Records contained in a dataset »

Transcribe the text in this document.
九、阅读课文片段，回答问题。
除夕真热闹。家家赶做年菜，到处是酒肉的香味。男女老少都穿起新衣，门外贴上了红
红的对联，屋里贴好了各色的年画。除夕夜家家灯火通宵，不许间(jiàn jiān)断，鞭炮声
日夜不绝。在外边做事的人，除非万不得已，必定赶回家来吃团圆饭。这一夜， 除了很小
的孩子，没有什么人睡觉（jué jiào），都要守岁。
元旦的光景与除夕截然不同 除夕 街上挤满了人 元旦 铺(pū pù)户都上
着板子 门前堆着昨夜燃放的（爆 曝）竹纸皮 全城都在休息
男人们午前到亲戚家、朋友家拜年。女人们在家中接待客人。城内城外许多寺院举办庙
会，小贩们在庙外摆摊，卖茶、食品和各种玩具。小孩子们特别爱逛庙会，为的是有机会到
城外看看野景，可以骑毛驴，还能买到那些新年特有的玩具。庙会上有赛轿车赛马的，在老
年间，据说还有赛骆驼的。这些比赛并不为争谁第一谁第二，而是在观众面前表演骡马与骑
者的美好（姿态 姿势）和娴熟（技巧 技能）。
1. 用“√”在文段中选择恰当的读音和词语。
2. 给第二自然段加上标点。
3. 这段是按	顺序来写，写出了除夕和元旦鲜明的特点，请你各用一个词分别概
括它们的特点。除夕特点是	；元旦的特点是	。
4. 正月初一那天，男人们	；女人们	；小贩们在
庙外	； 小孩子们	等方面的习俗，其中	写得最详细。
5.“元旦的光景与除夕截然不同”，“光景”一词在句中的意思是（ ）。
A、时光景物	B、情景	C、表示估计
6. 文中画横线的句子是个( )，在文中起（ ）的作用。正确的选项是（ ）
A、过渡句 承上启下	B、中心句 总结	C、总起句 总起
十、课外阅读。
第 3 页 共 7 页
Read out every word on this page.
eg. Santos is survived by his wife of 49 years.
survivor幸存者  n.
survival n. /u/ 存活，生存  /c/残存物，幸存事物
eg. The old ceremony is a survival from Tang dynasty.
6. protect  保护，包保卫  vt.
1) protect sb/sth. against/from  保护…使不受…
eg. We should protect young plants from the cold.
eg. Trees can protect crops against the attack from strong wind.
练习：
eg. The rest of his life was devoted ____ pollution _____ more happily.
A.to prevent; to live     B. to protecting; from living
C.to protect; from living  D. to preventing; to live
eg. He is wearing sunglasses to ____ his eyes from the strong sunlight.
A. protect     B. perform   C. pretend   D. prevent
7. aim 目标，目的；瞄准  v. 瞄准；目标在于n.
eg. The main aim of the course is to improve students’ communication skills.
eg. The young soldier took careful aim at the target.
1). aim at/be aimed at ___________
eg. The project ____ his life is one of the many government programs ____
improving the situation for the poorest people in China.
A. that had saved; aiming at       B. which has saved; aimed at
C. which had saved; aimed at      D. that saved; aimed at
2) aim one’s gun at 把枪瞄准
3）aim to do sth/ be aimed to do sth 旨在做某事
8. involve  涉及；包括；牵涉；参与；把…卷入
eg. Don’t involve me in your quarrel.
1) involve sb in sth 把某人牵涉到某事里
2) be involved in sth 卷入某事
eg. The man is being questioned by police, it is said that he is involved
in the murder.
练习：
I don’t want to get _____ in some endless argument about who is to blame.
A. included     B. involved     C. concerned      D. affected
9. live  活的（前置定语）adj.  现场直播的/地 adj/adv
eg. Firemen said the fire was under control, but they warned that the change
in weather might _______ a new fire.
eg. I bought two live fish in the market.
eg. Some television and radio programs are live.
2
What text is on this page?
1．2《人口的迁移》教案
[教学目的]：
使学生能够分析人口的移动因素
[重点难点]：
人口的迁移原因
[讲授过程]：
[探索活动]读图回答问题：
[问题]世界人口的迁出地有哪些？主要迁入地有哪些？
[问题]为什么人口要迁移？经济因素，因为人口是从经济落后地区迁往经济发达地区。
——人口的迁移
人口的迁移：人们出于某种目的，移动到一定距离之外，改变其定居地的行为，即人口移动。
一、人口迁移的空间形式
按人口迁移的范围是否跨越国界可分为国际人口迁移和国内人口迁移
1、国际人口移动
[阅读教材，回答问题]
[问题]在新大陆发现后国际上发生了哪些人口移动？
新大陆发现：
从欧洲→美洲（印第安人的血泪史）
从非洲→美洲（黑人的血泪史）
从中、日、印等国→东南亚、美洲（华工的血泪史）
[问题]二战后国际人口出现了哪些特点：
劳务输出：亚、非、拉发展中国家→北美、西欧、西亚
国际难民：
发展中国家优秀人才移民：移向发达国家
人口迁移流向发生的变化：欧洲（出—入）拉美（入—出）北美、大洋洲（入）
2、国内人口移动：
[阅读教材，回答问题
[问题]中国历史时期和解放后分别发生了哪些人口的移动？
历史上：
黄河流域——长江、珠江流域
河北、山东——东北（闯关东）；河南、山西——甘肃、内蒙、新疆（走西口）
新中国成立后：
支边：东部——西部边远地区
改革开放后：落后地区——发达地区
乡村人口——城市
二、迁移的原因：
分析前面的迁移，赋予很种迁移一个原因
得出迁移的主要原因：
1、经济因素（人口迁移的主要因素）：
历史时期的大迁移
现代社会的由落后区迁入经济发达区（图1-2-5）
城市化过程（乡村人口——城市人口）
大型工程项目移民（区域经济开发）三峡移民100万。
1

Set task »
Write out every entry above, word for word.

Solution below »
Transcribe the text in this document.
九、阅读课文片段，回答问题。
除夕真热闹。家家赶做年菜，到处是酒肉的香味。男女老少都穿起新衣，门外贴上了红
红的对联，屋里贴好了各色的年画。除夕夜家家灯火通宵，不许间(jiàn jiān)断，鞭炮声
日夜不绝。在外边做事的人，除非万不得已，必定赶回家来吃团圆饭。这一夜， 除了很小
的孩子，没有什么人睡觉（jué jiào），都要守岁。
元旦的光景与除夕截然不同 除夕 街上挤满了人 元旦 铺(pū pù)户都上
着板子 门前堆着昨夜燃放的（爆 曝）竹纸皮 全城都在休息
男人们午前到亲戚家、朋友家拜年。女人们在家中接待客人。城内城外许多寺院举办庙
会，小贩们在庙外摆摊，卖茶、食品和各种玩具。小孩子们特别爱逛庙会，为的是有机会到
城外看看野景，可以骑毛驴，还能买到那些新年特有的玩具。庙会上有赛轿车赛马的，在老
年间，据说还有赛骆驼的。这些比赛并不为争谁第一谁第二，而是在观众面前表演骡马与骑
者的美好（姿态 姿势）和娴熟（技巧 技能）。
1. 用“√”在文段中选择恰当的读音和词语。
2. 给第二自然段加上标点。
3. 这段是按	顺序来写，写出了除夕和元旦鲜明的特点，请你各用一个词分别概
括它们的特点。除夕特点是	；元旦的特点是	。
4. 正月初一那天，男人们	；女人们	；小贩们在
庙外	； 小孩子们	等方面的习俗，其中	写得最详细。
5.“元旦的光景与除夕截然不同”，“光景”一词在句中的意思是（ ）。
A、时光景物	B、情景	C、表示估计
6. 文中画横线的句子是个( )，在文中起（ ）的作用。正确的选项是（ ）
A、过渡句 承上启下	B、中心句 总结	C、总起句 总起
十、课外阅读。
第 3 页 共 7 页
Read out every word on this page.
eg. Santos is survived by his wife of 49 years.
survivor幸存者  n.
survival n. /u/ 存活，生存  /c/残存物，幸存事物
eg. The old ceremony is a survival from Tang dynasty.
6. protect  保护，包保卫  vt.
1) protect sb/sth. against/from  保护…使不受…
eg. We should protect young plants from the cold.
eg. Trees can protect crops against the attack from strong wind.
练习：
eg. The rest of his life was devoted ____ pollution _____ more happily.
A.to prevent; to live     B. to protecting; from living
C.to protect; from living  D. to preventing; to live
eg. He is wearing sunglasses to ____ his eyes from the strong sunlight.
A. protect     B. perform   C. pretend   D. prevent
7. aim 目标，目的；瞄准  v. 瞄准；目标在于n.
eg. The main aim of the course is to improve students’ communication skills.
eg. The young soldier took careful aim at the target.
1). aim at/be aimed at ___________
eg. The project ____ his life is one of the many government programs ____
improving the situation for the poorest people in China.
A. that had saved; aiming at       B. which has saved; aimed at
C. which had saved; aimed at      D. that saved; aimed at
2) aim one’s gun at 把枪瞄准
3）aim to do sth/ be aimed to do sth 旨在做某事
8. involve  涉及；包括；牵涉；参与；把…卷入
eg. Don’t involve me in your quarrel.
1) involve sb in sth 把某人牵涉到某事里
2) be involved in sth 卷入某事
eg. The man is being questioned by police, it is said that he is involved
in the murder.
练习：
I don’t want to get _____ in some endless argument about who is to blame.
A. included     B. involved     C. concerned      D. affected
9. live  活的（前置定语）adj.  现场直播的/地 adj/adv
eg. Firemen said the fire was under control, but they warned that the change
in weather might _______ a new fire.
eg. I bought two live fish in the market.
eg. Some television and radio programs are live.
2
What text is on this page?
1．2《人口的迁移》教案
[教学目的]：
使学生能够分析人口的移动因素
[重点难点]：
人口的迁移原因
[讲授过程]：
[探索活动]读图回答问题：
[问题]世界人口的迁出地有哪些？主要迁入地有哪些？
[问题]为什么人口要迁移？经济因素，因为人口是从经济落后地区迁往经济发达地区。
——人口的迁移
人口的迁移：人们出于某种目的，移动到一定距离之外，改变其定居地的行为，即人口移动。
一、人口迁移的空间形式
按人口迁移的范围是否跨越国界可分为国际人口迁移和国内人口迁移
1、国际人口移动
[阅读教材，回答问题]
[问题]在新大陆发现后国际上发生了哪些人口移动？
新大陆发现：
从欧洲→美洲（印第安人的血泪史）
从非洲→美洲（黑人的血泪史）
从中、日、印等国→东南亚、美洲（华工的血泪史）
[问题]二战后国际人口出现了哪些特点：
劳务输出：亚、非、拉发展中国家→北美、西欧、西亚
国际难民：
发展中国家优秀人才移民：移向发达国家
人口迁移流向发生的变化：欧洲（出—入）拉美（入—出）北美、大洋洲（入）
2、国内人口移动：
[阅读教材，回答问题
[问题]中国历史时期和解放后分别发生了哪些人口的移动？
历史上：
黄河流域——长江、珠江流域
河北、山东——东北（闯关东）；河南、山西——甘肃、内蒙、新疆（走西口）
新中国成立后：
支边：东部——西部边远地区
改革开放后：落后地区——发达地区
乡村人口——城市
二、迁移的原因：
分析前面的迁移，赋予很种迁移一个原因
得出迁移的主要原因：
1、经济因素（人口迁移的主要因素）：
历史时期的大迁移
现代社会的由落后区迁入经济发达区（图1-2-5）
城市化过程（乡村人口——城市人口）
大型工程项目移民（区域经济开发）三峡移民100万。
1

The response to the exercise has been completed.